#### INPUT DATA

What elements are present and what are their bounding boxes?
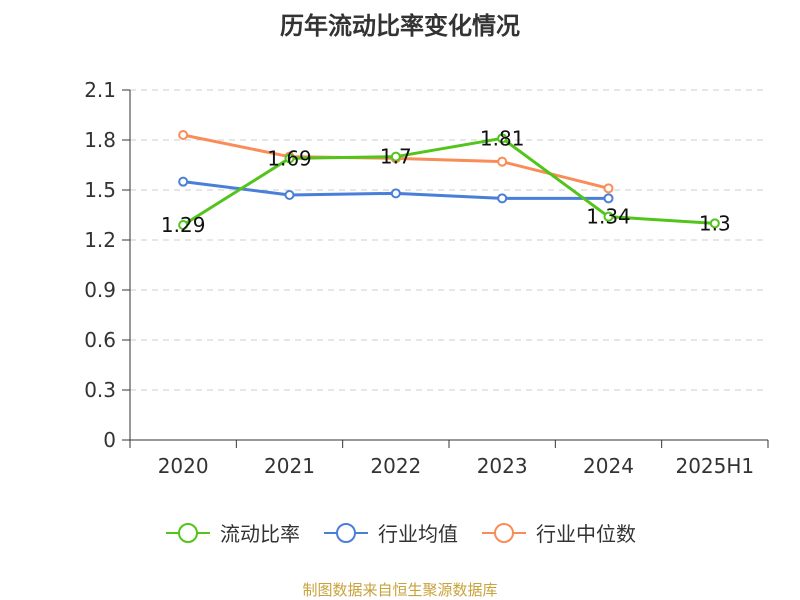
y-tick-label: 2.1 <box>84 78 116 102</box>
legend: 流动比率 行业均值 行业中位数 <box>0 518 800 547</box>
data-point <box>603 183 614 194</box>
legend-item[interactable]: 行业中位数 <box>480 518 636 547</box>
x-tick-label: 2020 <box>158 454 209 478</box>
data-label: 1.81 <box>480 126 525 150</box>
legend-circle <box>336 522 356 543</box>
x-tick-label: 2022 <box>370 454 421 478</box>
data-point <box>603 193 614 204</box>
x-tick-label: 2025H1 <box>675 454 754 478</box>
legend-item[interactable]: 流动比率 <box>164 518 300 547</box>
legend-circle <box>178 522 198 543</box>
y-tick-label: 0.9 <box>84 278 116 302</box>
data-point <box>497 133 508 144</box>
data-point <box>497 193 508 204</box>
data-point <box>390 188 401 199</box>
series-line-0 <box>182 136 715 227</box>
data-point <box>390 151 401 162</box>
data-label: 1.69 <box>267 146 312 170</box>
legend-item[interactable]: 行业均值 <box>322 518 458 547</box>
y-tick-label: 1.5 <box>84 178 116 202</box>
data-point <box>178 176 189 187</box>
legend-marker-icon <box>166 522 210 543</box>
y-tick-label: 0.3 <box>84 378 116 402</box>
data-point <box>284 190 295 200</box>
legend-label: 行业中位数 <box>536 522 636 546</box>
source-note: 制图数据来自恒生聚源数据库 <box>302 581 498 599</box>
legend-label: 流动比率 <box>220 522 300 546</box>
data-point <box>284 153 295 164</box>
data-point <box>178 220 189 230</box>
y-tick-label: 1.2 <box>84 228 116 252</box>
x-tick-label: 2021 <box>264 454 315 478</box>
y-tick-label: 0.6 <box>84 328 116 352</box>
x-tick-label: 2024 <box>583 454 634 478</box>
legend-marker-icon <box>482 522 526 543</box>
data-label: 1.7 <box>380 145 412 169</box>
data-label: 1.34 <box>586 205 631 229</box>
x-tick-label: 2023 <box>477 454 528 478</box>
legend-marker-icon <box>324 522 368 543</box>
legend-label: 行业均值 <box>378 522 458 546</box>
data-point <box>603 211 614 222</box>
y-tick-label: 0 <box>103 428 116 452</box>
plot-area: 0 0.3 0.6 0.9 1.2 1.5 1.8 2.1 2020 2021 2022 2023 20… <box>84 78 769 478</box>
data-point <box>709 218 720 229</box>
data-point <box>497 156 508 167</box>
data-label: 1.29 <box>161 213 206 237</box>
legend-circle <box>494 522 514 543</box>
data-point <box>178 130 189 140</box>
chart-title: 历年流动比率变化情况 <box>280 12 520 40</box>
data-label: 1.3 <box>699 211 731 235</box>
y-tick-label: 1.8 <box>84 128 116 152</box>
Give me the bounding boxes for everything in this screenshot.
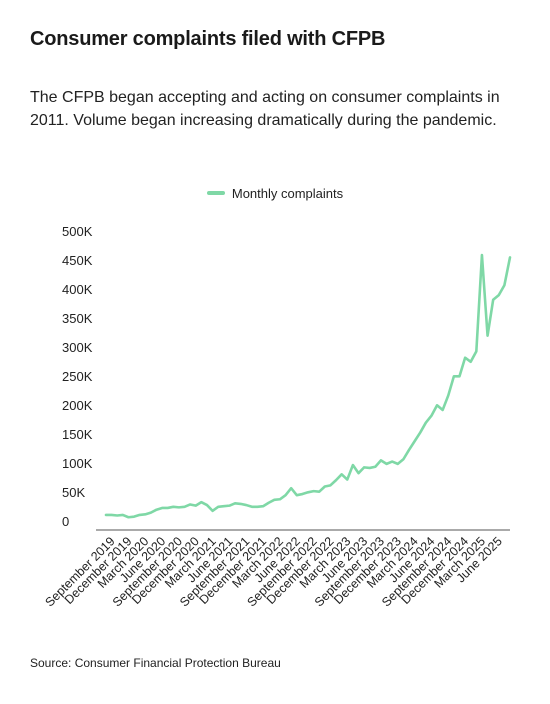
- y-tick-label: 200K: [62, 398, 93, 413]
- source-note: Source: Consumer Financial Protection Bu…: [30, 656, 281, 670]
- series-line-monthly-complaints: [104, 253, 512, 519]
- y-tick-label: 300K: [62, 340, 93, 355]
- y-tick-label: 250K: [62, 369, 93, 384]
- y-tick-label: 500K: [62, 224, 93, 239]
- y-tick-label: 0: [62, 514, 69, 529]
- y-tick-label: 400K: [62, 282, 93, 297]
- legend-swatch: [206, 190, 225, 195]
- legend: Monthly complaints: [0, 186, 550, 201]
- y-tick-label: 350K: [62, 311, 93, 326]
- y-tick-label: 450K: [62, 253, 93, 268]
- chart-title: Consumer complaints filed with CFPB: [30, 28, 386, 50]
- y-tick-label: 50K: [62, 485, 85, 500]
- y-tick-label: 100K: [62, 456, 93, 471]
- legend-label: Monthly complaints: [231, 186, 344, 201]
- y-tick-label: 150K: [62, 427, 93, 442]
- chart-subtitle: The CFPB began accepting and acting on c…: [30, 89, 500, 129]
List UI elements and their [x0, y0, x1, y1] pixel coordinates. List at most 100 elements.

########

▸ **PROBLEM TO WORK ON**
How many lines of the records above contain the string "行业均值"? Case counts; reply with the number alone.

▸ **TASK ANSWER**
3